▶ [Set problem] Below is a block of records; return all of them exactly, but without the images.

Recorded data:
----------------------------------------

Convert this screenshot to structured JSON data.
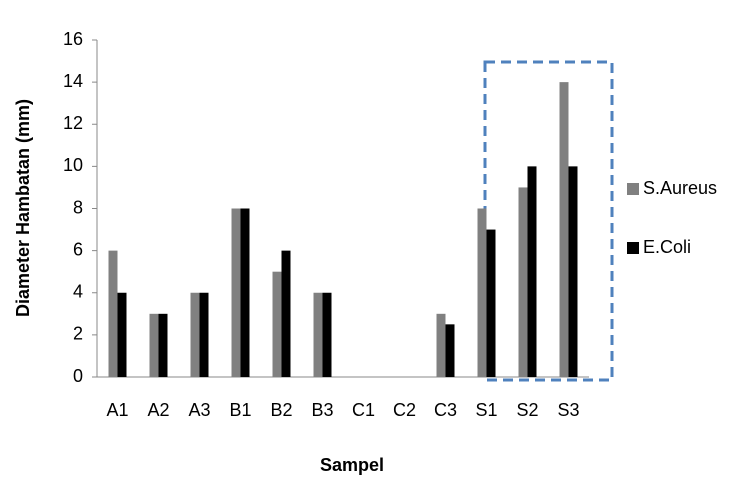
{
  "chart_data": {
    "type": "bar",
    "x_label": "Sampel",
    "y_label": "Diameter Hambatan (mm)",
    "categories": [
      "A1",
      "A2",
      "A3",
      "B1",
      "B2",
      "B3",
      "C1",
      "C2",
      "C3",
      "S1",
      "S2",
      "S3"
    ],
    "series": [
      {
        "name": "S.Aureus",
        "color": "#808080",
        "values": [
          6,
          3,
          4,
          8,
          5,
          4,
          0,
          0,
          3,
          8,
          9,
          14
        ]
      },
      {
        "name": "E.Coli",
        "color": "#000000",
        "values": [
          4,
          3,
          4,
          8,
          6,
          4,
          0,
          0,
          2.5,
          7,
          10,
          10
        ]
      }
    ],
    "ylim": [
      0,
      16
    ],
    "yticks": [
      0,
      2,
      4,
      6,
      8,
      10,
      12,
      14,
      16
    ],
    "grid": false,
    "legend": "right"
  }
}
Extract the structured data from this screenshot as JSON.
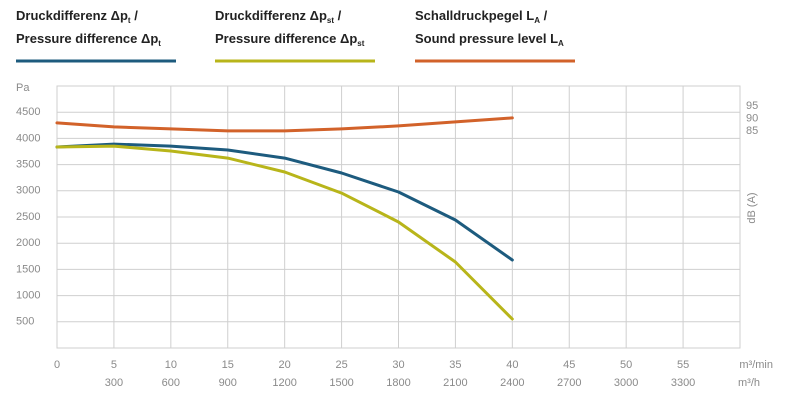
{
  "chart_data": {
    "type": "line",
    "ylabel": "Pa",
    "xlabel": "m³/min",
    "x2label": "m³/h",
    "y2label": "dB (A)",
    "x": [
      0,
      5,
      10,
      15,
      20,
      25,
      30,
      35,
      40
    ],
    "xlim": [
      0,
      60
    ],
    "xticks": [
      0,
      5,
      10,
      15,
      20,
      25,
      30,
      35,
      40,
      45,
      50,
      55
    ],
    "x2lim": [
      0,
      3600
    ],
    "x2ticks": [
      300,
      600,
      900,
      1200,
      1500,
      1800,
      2100,
      2400,
      2700,
      3000,
      3300
    ],
    "ylim": [
      0,
      5000
    ],
    "yticks": [
      500,
      1000,
      1500,
      2000,
      2500,
      3000,
      3500,
      4000,
      4500
    ],
    "y2lim": [
      -2,
      103
    ],
    "y2ticks": [
      85,
      90,
      95
    ],
    "grid": true,
    "series": [
      {
        "name": "Druckdifferenz Δp",
        "name_sub": "t",
        "name_suffix": " /",
        "name2": "Pressure difference Δp",
        "name2_sub": "t",
        "color": "#1d5b7e",
        "values": [
          3835,
          3892,
          3854,
          3778,
          3625,
          3339,
          2977,
          2442,
          1679
        ]
      },
      {
        "name": "Druckdifferenz Δp",
        "name_sub": "st",
        "name_suffix": " /",
        "name2": "Pressure difference Δp",
        "name2_sub": "st",
        "color": "#b8b51a",
        "values": [
          3835,
          3854,
          3759,
          3625,
          3358,
          2957,
          2404,
          1641,
          553
        ]
      },
      {
        "name": "Schalldruckpegel L",
        "name_sub": "A",
        "name_suffix": " /",
        "name2": "Sound pressure level L",
        "name2_sub": "A",
        "color": "#d2622a",
        "axis": "y2",
        "values": [
          88.2,
          86.6,
          85.8,
          85,
          85,
          85.8,
          87,
          88.6,
          90.2
        ]
      }
    ]
  }
}
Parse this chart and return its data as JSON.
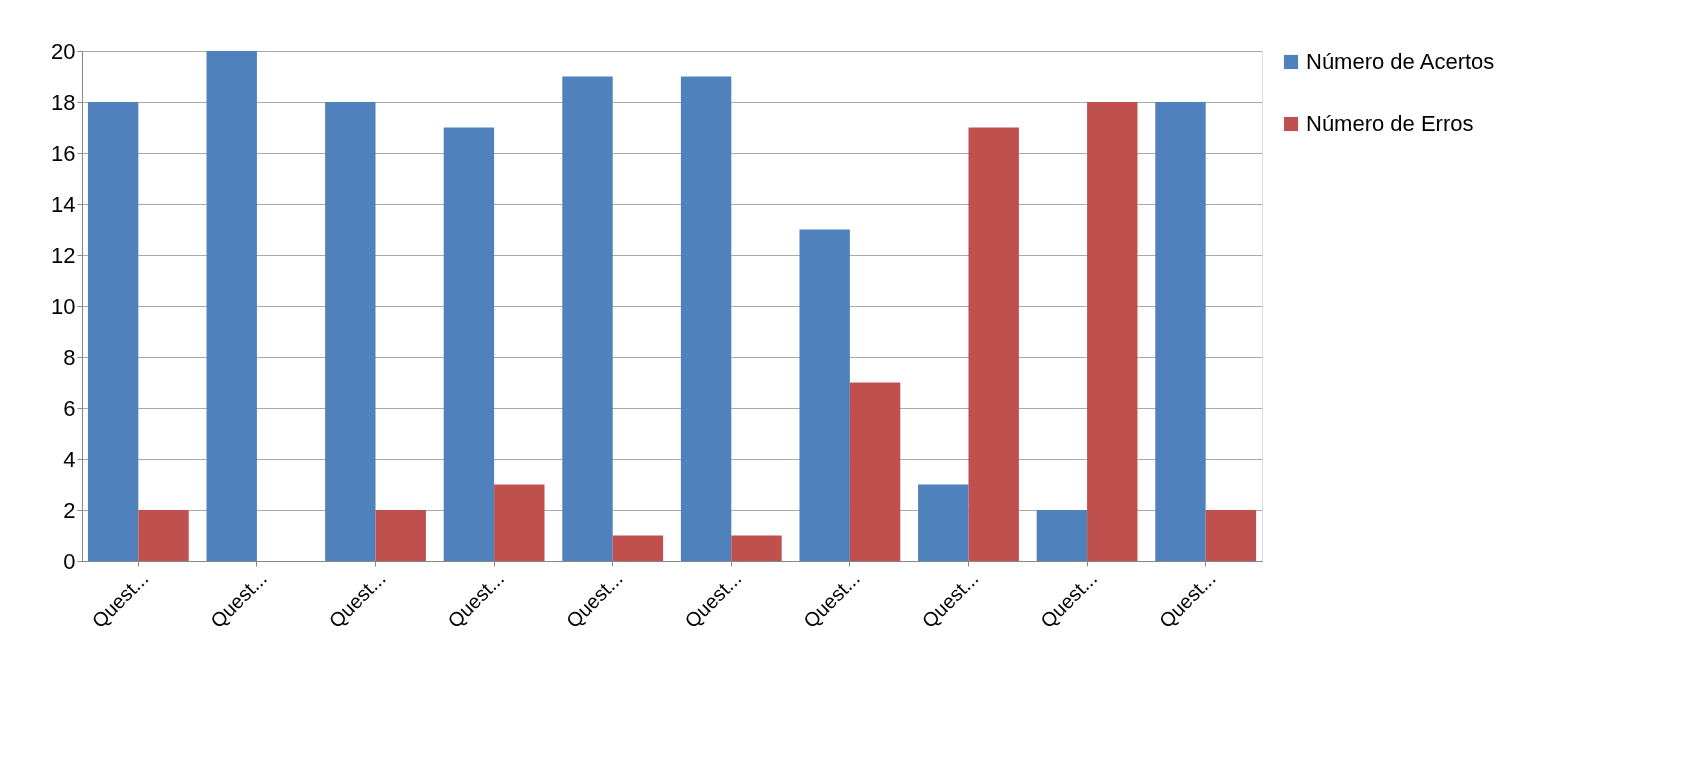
{
  "chart_data": {
    "type": "bar",
    "categories": [
      "Quest...",
      "Quest...",
      "Quest...",
      "Quest...",
      "Quest...",
      "Quest...",
      "Quest...",
      "Quest...",
      "Quest...",
      "Quest..."
    ],
    "series": [
      {
        "name": "Número de Acertos",
        "color": "#4f81bd",
        "values": [
          18,
          20,
          18,
          17,
          19,
          19,
          13,
          3,
          2,
          18
        ]
      },
      {
        "name": "Número de Erros",
        "color": "#c0504d",
        "values": [
          2,
          0,
          2,
          3,
          1,
          1,
          7,
          17,
          18,
          2
        ]
      }
    ],
    "ylim": [
      0,
      20
    ],
    "yticks": [
      0,
      2,
      4,
      6,
      8,
      10,
      12,
      14,
      16,
      18,
      20
    ],
    "grid": "y",
    "legend": "right"
  }
}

----------------------------------------

▶ [Answer to the problem]
Convert this screenshot to structured JSON data.
{
  "chart_data": {
    "type": "bar",
    "x_label": "Sampel",
    "y_label": "Diameter Hambatan (mm)",
    "categories": [
      "A1",
      "A2",
      "A3",
      "B1",
      "B2",
      "B3",
      "C1",
      "C2",
      "C3",
      "S1",
      "S2",
      "S3"
    ],
    "series": [
      {
        "name": "S.Aureus",
        "color": "#808080",
        "values": [
          6,
          3,
          4,
          8,
          5,
          4,
          0,
          0,
          3,
          8,
          9,
          14
        ]
      },
      {
        "name": "E.Coli",
        "color": "#000000",
        "values": [
          4,
          3,
          4,
          8,
          6,
          4,
          0,
          0,
          2.5,
          7,
          10,
          10
        ]
      }
    ],
    "ylim": [
      0,
      16
    ],
    "yticks": [
      0,
      2,
      4,
      6,
      8,
      10,
      12,
      14,
      16
    ],
    "grid": false,
    "legend": "right"
  }
}
Extract the structured data from this screenshot as JSON.
{
  "chart_data": {
    "type": "line",
    "ylabel": "Pa",
    "xlabel": "m³/min",
    "x2label": "m³/h",
    "y2label": "dB (A)",
    "x": [
      0,
      5,
      10,
      15,
      20,
      25,
      30,
      35,
      40
    ],
    "xlim": [
      0,
      60
    ],
    "xticks": [
      0,
      5,
      10,
      15,
      20,
      25,
      30,
      35,
      40,
      45,
      50,
      55
    ],
    "x2lim": [
      0,
      3600
    ],
    "x2ticks": [
      300,
      600,
      900,
      1200,
      1500,
      1800,
      2100,
      2400,
      2700,
      3000,
      3300
    ],
    "ylim": [
      0,
      5000
    ],
    "yticks": [
      500,
      1000,
      1500,
      2000,
      2500,
      3000,
      3500,
      4000,
      4500
    ],
    "y2lim": [
      -2,
      103
    ],
    "y2ticks": [
      85,
      90,
      95
    ],
    "grid": true,
    "series": [
      {
        "name": "Druckdifferenz Δp",
        "name_sub": "t",
        "name_suffix": " /",
        "name2": "Pressure difference Δp",
        "name2_sub": "t",
        "color": "#1d5b7e",
        "values": [
          3835,
          3892,
          3854,
          3778,
          3625,
          3339,
          2977,
          2442,
          1679
        ]
      },
      {
        "name": "Druckdifferenz Δp",
        "name_sub": "st",
        "name_suffix": " /",
        "name2": "Pressure difference Δp",
        "name2_sub": "st",
        "color": "#b8b51a",
        "values": [
          3835,
          3854,
          3759,
          3625,
          3358,
          2957,
          2404,
          1641,
          553
        ]
      },
      {
        "name": "Schalldruckpegel L",
        "name_sub": "A",
        "name_suffix": " /",
        "name2": "Sound pressure level L",
        "name2_sub": "A",
        "color": "#d2622a",
        "axis": "y2",
        "values": [
          88.2,
          86.6,
          85.8,
          85,
          85,
          85.8,
          87,
          88.6,
          90.2
        ]
      }
    ]
  }
}
Parse this chart and return its data as JSON.
{
  "chart_data": {
    "type": "bar",
    "categories": [
      "Quest...",
      "Quest...",
      "Quest...",
      "Quest...",
      "Quest...",
      "Quest...",
      "Quest...",
      "Quest...",
      "Quest...",
      "Quest..."
    ],
    "series": [
      {
        "name": "Número de Acertos",
        "color": "#4f81bd",
        "values": [
          18,
          20,
          18,
          17,
          19,
          19,
          13,
          3,
          2,
          18
        ]
      },
      {
        "name": "Número de Erros",
        "color": "#c0504d",
        "values": [
          2,
          0,
          2,
          3,
          1,
          1,
          7,
          17,
          18,
          2
        ]
      }
    ],
    "ylim": [
      0,
      20
    ],
    "yticks": [
      0,
      2,
      4,
      6,
      8,
      10,
      12,
      14,
      16,
      18,
      20
    ],
    "grid": "y",
    "legend": "right"
  }
}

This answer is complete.